■ **Do this**
What lines of the data hold the string "JSON"? Pull each one out.

** start Dataset content **

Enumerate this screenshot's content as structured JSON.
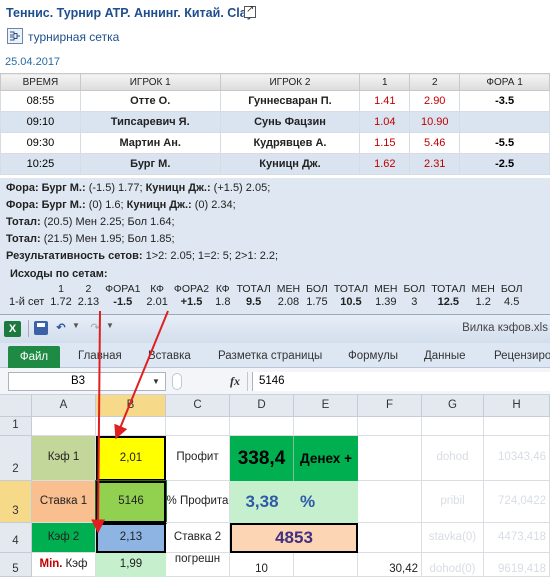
{
  "page": {
    "title": "Теннис. Турнир ATP. Аннинг. Китай. Clay.",
    "bracket_link": "турнирная сетка",
    "date": "25.04.2017"
  },
  "matches": {
    "headers": [
      "ВРЕМЯ",
      "ИГРОК 1",
      "ИГРОК 2",
      "1",
      "2",
      "ФОРА 1"
    ],
    "rows": [
      {
        "time": "08:55",
        "p1": "Отте О.",
        "p2": "Гуннесваран П.",
        "k1": "1.41",
        "k2": "2.90",
        "fora": "-3.5"
      },
      {
        "time": "09:10",
        "p1": "Типсаревич Я.",
        "p2": "Сунь Фацзин",
        "k1": "1.04",
        "k2": "10.90",
        "fora": ""
      },
      {
        "time": "09:30",
        "p1": "Мартин Ан.",
        "p2": "Кудрявцев А.",
        "k1": "1.15",
        "k2": "5.46",
        "fora": "-5.5"
      },
      {
        "time": "10:25",
        "p1": "Бург М.",
        "p2": "Куницн Дж.",
        "k1": "1.62",
        "k2": "2.31",
        "fora": "-2.5"
      }
    ]
  },
  "info": {
    "l1a": "Фора: Бург М.:",
    "l1b": " (-1.5) 1.77; ",
    "l1c": "Куницн Дж.:",
    "l1d": " (+1.5) 2.05;",
    "l2a": "Фора: Бург М.:",
    "l2b": " (0) 1.6; ",
    "l2c": "Куницн Дж.:",
    "l2d": " (0) 2.34;",
    "l3a": "Тотал:",
    "l3b": " (20.5) Мен 2.25; Бол 1.64;",
    "l4a": "Тотал:",
    "l4b": " (21.5) Мен 1.95; Бол 1.85;",
    "l5a": "Результативность сетов:",
    "l5b": " 1>2: 2.05; 1=2: 5; 2>1: 2.2;",
    "outcomes_title": "Исходы по сетам:",
    "outcome_headers": [
      "",
      "1",
      "2",
      "ФОРА1",
      "КФ",
      "ФОРА2",
      "КФ",
      "ТОТАЛ",
      "МЕН",
      "БОЛ",
      "ТОТАЛ",
      "МЕН",
      "БОЛ",
      "ТОТАЛ",
      "МЕН",
      "БОЛ"
    ],
    "outcome_values": [
      "1-й сет",
      "1.72",
      "2.13",
      "-1.5",
      "2.01",
      "+1.5",
      "1.8",
      "9.5",
      "2.08",
      "1.75",
      "10.5",
      "1.39",
      "3",
      "12.5",
      "1.2",
      "4.5"
    ]
  },
  "excel": {
    "window_title": "Вилка кэфов.xls",
    "file_tab": "Файл",
    "tabs": [
      "Главная",
      "Вставка",
      "Разметка страницы",
      "Формулы",
      "Данные",
      "Рецензиро"
    ],
    "name_box": "B3",
    "formula": "5146",
    "columns": [
      "A",
      "B",
      "C",
      "D",
      "E",
      "F",
      "G",
      "H"
    ],
    "rows": [
      "1",
      "2",
      "3",
      "4",
      "5"
    ],
    "cells": {
      "a2": "Кэф 1",
      "b2": "2,01",
      "c2": "Профит",
      "d2": "338,4",
      "e2": "Денех +",
      "g2": "dohod",
      "h2": "10343,46",
      "a3": "Ставка 1",
      "b3": "5146",
      "c3": "% Профита",
      "d3": "3,38",
      "e3": "%",
      "g3": "pribil",
      "h3": "724,0422",
      "a4": "Кэф 2",
      "b4": "2,13",
      "c4": "Ставка 2",
      "d4": "4853",
      "g4": "stavka(0)",
      "h4": "4473,418",
      "a5_red": "Min.",
      "a5": "Кэф",
      "b5": "1,99",
      "c5": "погрешн",
      "d5": "10",
      "f5": "30,42",
      "g5": "dohod(0)",
      "h5": "9619,418"
    },
    "colors": {
      "cell_b2": "#ffff00",
      "cell_b3": "#92d050",
      "cell_b4": "#8db4e2",
      "cell_d2": "#00b050",
      "cell_d3": "#c6efce",
      "cell_d4": "#fcd5b4",
      "cell_a2": "#c4d79b",
      "cell_a3": "#fabf8f",
      "cell_a4": "#00b050",
      "arrow": "#e02020"
    }
  }
}
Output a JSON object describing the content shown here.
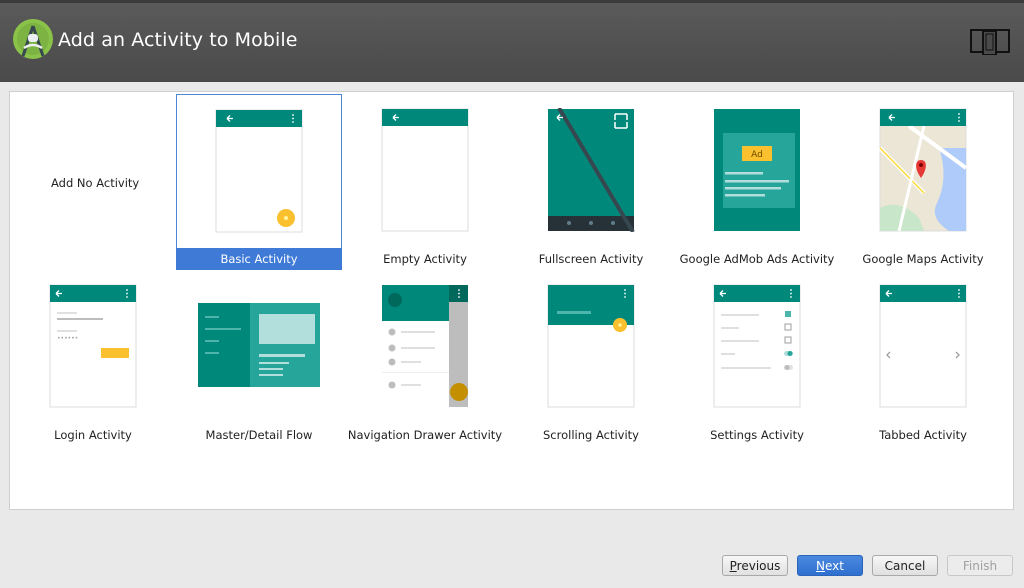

** end Dataset content **

■ **Final answer**
Enumerate this screenshot's content as structured JSON.
Output a JSON object describing the content shown here.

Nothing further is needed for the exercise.